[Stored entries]
START
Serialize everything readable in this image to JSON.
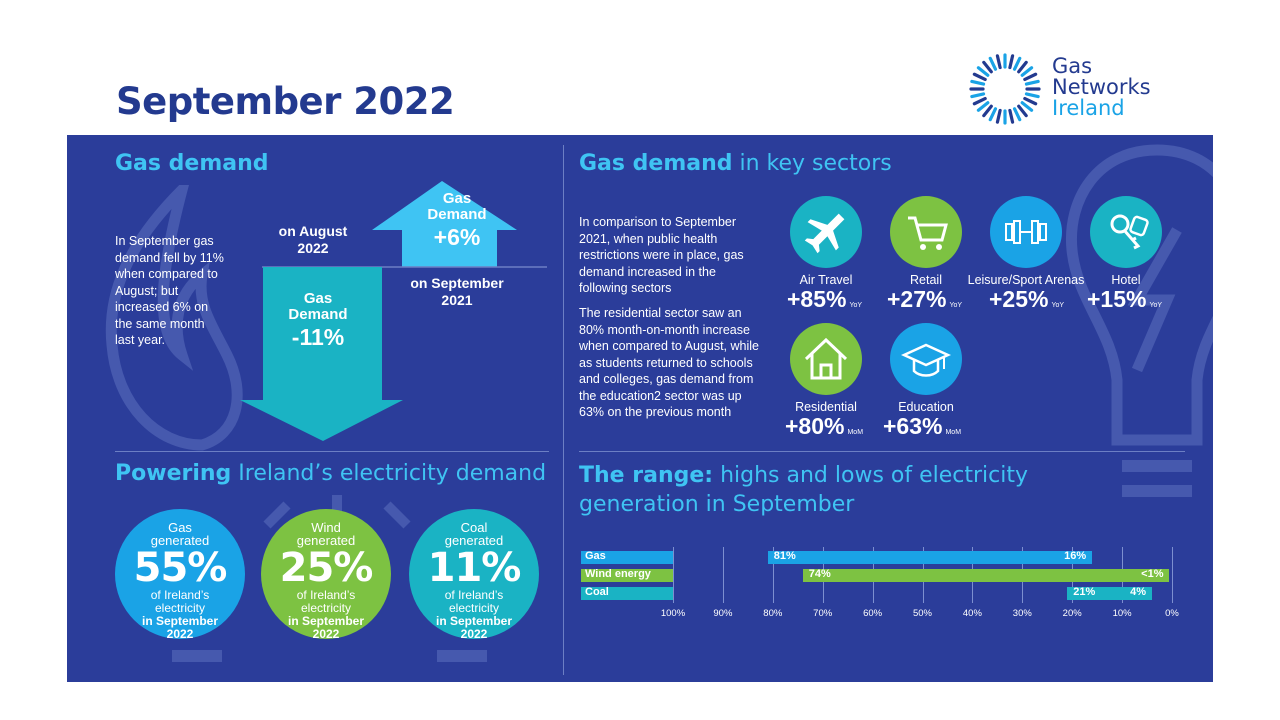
{
  "title": "September 2022",
  "logo": {
    "line1": "Gas",
    "line2": "Networks",
    "line3": "Ireland"
  },
  "gas_demand": {
    "heading": "Gas demand",
    "description": "In September gas demand fell by 11% when compared to August; but increased 6% on the same month last year.",
    "up_arrow": {
      "line1": "Gas",
      "line2": "Demand",
      "value": "+6%",
      "caption_line1": "on September",
      "caption_line2": "2021"
    },
    "down_arrow": {
      "line1": "Gas",
      "line2": "Demand",
      "value": "-11%",
      "caption_line1": "on August",
      "caption_line2": "2022"
    }
  },
  "sectors": {
    "heading_bold": "Gas demand",
    "heading_rest": " in key sectors",
    "para1": "In comparison to September 2021, when public health restrictions were in place, gas demand increased in the following sectors",
    "para2": "The residential sector saw an 80% month-on-month increase when compared to August, while as students returned to schools and colleges, gas demand from the education2 sector was up 63% on the previous month",
    "items": [
      {
        "name": "Air Travel",
        "value": "+85%",
        "unit": "YoY",
        "icon": "airplane-icon",
        "color": "#1ab3c4"
      },
      {
        "name": "Retail",
        "value": "+27%",
        "unit": "YoY",
        "icon": "shopping-cart-icon",
        "color": "#7dc242"
      },
      {
        "name": "Leisure/Sport Arenas",
        "value": "+25%",
        "unit": "YoY",
        "icon": "dumbbell-icon",
        "color": "#1aa3e6"
      },
      {
        "name": "Hotel",
        "value": "+15%",
        "unit": "YoY",
        "icon": "key-icon",
        "color": "#1ab3c4"
      },
      {
        "name": "Residential",
        "value": "+80%",
        "unit": "MoM",
        "icon": "house-icon",
        "color": "#7dc242"
      },
      {
        "name": "Education",
        "value": "+63%",
        "unit": "MoM",
        "icon": "graduation-cap-icon",
        "color": "#1aa3e6"
      }
    ]
  },
  "powering": {
    "heading_bold": "Powering",
    "heading_rest": " Ireland’s electricity demand",
    "circles": [
      {
        "line1": "Gas",
        "line2": "generated",
        "pct": "55%",
        "line3": "of Ireland’s",
        "line4": "electricity",
        "line5": "in September",
        "line6": "2022",
        "color": "#1aa3e6"
      },
      {
        "line1": "Wind",
        "line2": "generated",
        "pct": "25%",
        "line3": "of Ireland’s",
        "line4": "electricity",
        "line5": "in September",
        "line6": "2022",
        "color": "#7dc242"
      },
      {
        "line1": "Coal",
        "line2": "generated",
        "pct": "11%",
        "line3": "of Ireland’s",
        "line4": "electricity",
        "line5": "in September",
        "line6": "2022",
        "color": "#1ab3c4"
      }
    ]
  },
  "range": {
    "heading_bold": "The range:",
    "heading_rest_line1": " highs and lows of electricity",
    "heading_rest_line2": "generation in September"
  },
  "chart_data": {
    "type": "bar",
    "orientation": "horizontal-range",
    "categories": [
      "Gas",
      "Wind energy",
      "Coal"
    ],
    "series": [
      {
        "name": "Gas",
        "high": 81,
        "low": 16,
        "high_label": "81%",
        "low_label": "16%",
        "color": "#1aa3e6"
      },
      {
        "name": "Wind energy",
        "high": 74,
        "low": 0.5,
        "high_label": "74%",
        "low_label": "<1%",
        "color": "#7dc242"
      },
      {
        "name": "Coal",
        "high": 21,
        "low": 4,
        "high_label": "21%",
        "low_label": "4%",
        "color": "#1ab3c4"
      }
    ],
    "x_ticks": [
      "100%",
      "90%",
      "80%",
      "70%",
      "60%",
      "50%",
      "40%",
      "30%",
      "20%",
      "10%",
      "0%"
    ],
    "xlim": [
      100,
      0
    ],
    "grid": true,
    "legend": "none"
  }
}
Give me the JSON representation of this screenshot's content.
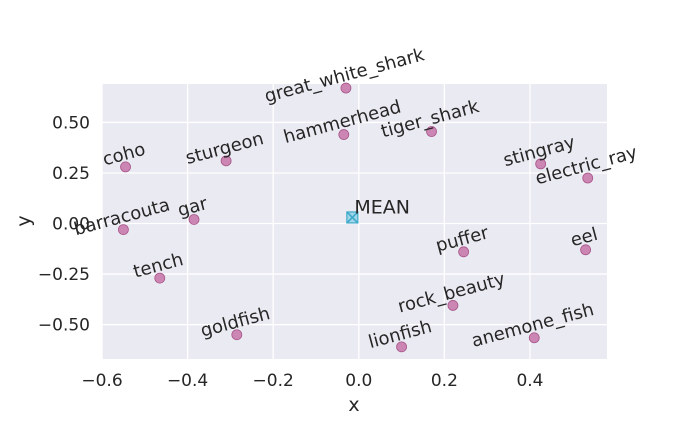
{
  "chart_data": {
    "type": "scatter",
    "title": "",
    "xlabel": "x",
    "ylabel": "y",
    "xlim": [
      -0.6,
      0.58
    ],
    "ylim": [
      -0.67,
      0.69
    ],
    "xticks": [
      -0.6,
      -0.4,
      -0.2,
      0.0,
      0.2,
      0.4
    ],
    "xtick_labels": [
      "−0.6",
      "−0.4",
      "−0.2",
      "0.0",
      "0.2",
      "0.4"
    ],
    "yticks": [
      0.5,
      0.25,
      0.0,
      -0.25,
      -0.5
    ],
    "ytick_labels": [
      "0.50",
      "0.25",
      "0.00",
      "−0.25",
      "−0.50"
    ],
    "grid": true,
    "point_color": "#c774a8",
    "mean_color": "#3fa9c9",
    "background_color": "#eaeaf2",
    "points": [
      {
        "label": "great_white_shark",
        "x": -0.03,
        "y": 0.67
      },
      {
        "label": "hammerhead",
        "x": -0.035,
        "y": 0.44
      },
      {
        "label": "tiger_shark",
        "x": 0.17,
        "y": 0.455
      },
      {
        "label": "sturgeon",
        "x": -0.31,
        "y": 0.31
      },
      {
        "label": "coho",
        "x": -0.545,
        "y": 0.28
      },
      {
        "label": "stingray",
        "x": 0.425,
        "y": 0.295
      },
      {
        "label": "electric_ray",
        "x": 0.535,
        "y": 0.225
      },
      {
        "label": "barracouta",
        "x": -0.55,
        "y": -0.03
      },
      {
        "label": "gar",
        "x": -0.385,
        "y": 0.02
      },
      {
        "label": "puffer",
        "x": 0.245,
        "y": -0.14
      },
      {
        "label": "eel",
        "x": 0.53,
        "y": -0.13
      },
      {
        "label": "tench",
        "x": -0.465,
        "y": -0.27
      },
      {
        "label": "rock_beauty",
        "x": 0.22,
        "y": -0.405
      },
      {
        "label": "goldfish",
        "x": -0.285,
        "y": -0.55
      },
      {
        "label": "lionfish",
        "x": 0.1,
        "y": -0.61
      },
      {
        "label": "anemone_fish",
        "x": 0.41,
        "y": -0.565
      }
    ],
    "mean": {
      "label": "MEAN",
      "x": -0.015,
      "y": 0.03
    }
  }
}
END
Goal of the exercise – Identify lines with the string "August". Copy each one.

Exercise output –
    "description": "In September gas demand fell by 11% when compared to August; but increased 6% on the same month last year.",
      "caption_line1": "on August",
    "para2": "The residential sector saw an 80% month-on-month increase when compared to August, while as students returned to schools and colleges, gas demand from the education2 sector was up 63% on the previous month",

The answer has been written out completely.